# START OF Data
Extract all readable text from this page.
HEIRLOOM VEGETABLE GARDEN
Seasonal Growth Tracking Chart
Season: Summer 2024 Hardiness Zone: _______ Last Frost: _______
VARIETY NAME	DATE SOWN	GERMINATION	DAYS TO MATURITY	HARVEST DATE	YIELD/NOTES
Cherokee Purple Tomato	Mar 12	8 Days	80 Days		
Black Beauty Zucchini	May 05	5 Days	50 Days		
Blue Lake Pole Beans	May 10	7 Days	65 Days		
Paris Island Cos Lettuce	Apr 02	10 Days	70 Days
# END OF Data
# START OF Data
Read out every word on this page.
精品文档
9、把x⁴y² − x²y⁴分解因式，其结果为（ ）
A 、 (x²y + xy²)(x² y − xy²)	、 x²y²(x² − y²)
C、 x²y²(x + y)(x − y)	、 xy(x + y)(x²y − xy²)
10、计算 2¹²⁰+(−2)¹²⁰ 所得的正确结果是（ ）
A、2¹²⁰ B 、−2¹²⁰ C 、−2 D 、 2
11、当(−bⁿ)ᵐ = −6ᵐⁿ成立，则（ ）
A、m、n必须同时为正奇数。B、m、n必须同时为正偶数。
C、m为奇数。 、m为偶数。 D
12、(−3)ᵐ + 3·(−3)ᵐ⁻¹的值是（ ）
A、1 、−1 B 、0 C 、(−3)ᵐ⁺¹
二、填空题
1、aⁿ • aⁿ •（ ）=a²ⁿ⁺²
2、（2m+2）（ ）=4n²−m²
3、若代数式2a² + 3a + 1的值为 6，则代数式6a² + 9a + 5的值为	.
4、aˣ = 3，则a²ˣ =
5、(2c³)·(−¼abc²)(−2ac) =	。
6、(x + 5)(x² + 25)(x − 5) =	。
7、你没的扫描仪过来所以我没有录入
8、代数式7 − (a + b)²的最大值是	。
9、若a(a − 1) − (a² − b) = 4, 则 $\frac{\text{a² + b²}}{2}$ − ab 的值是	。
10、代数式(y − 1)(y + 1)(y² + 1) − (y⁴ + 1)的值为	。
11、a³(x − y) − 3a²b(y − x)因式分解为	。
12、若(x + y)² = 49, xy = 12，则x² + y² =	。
# END OF Data
Filter the records above and return every line that holds the word "x²y²".

A 、 (x²y + xy²)(x² y − xy²)	、 x²y²(x² − y²)
C、 x²y²(x + y)(x − y)	、 xy(x + y)(x²y − xy²)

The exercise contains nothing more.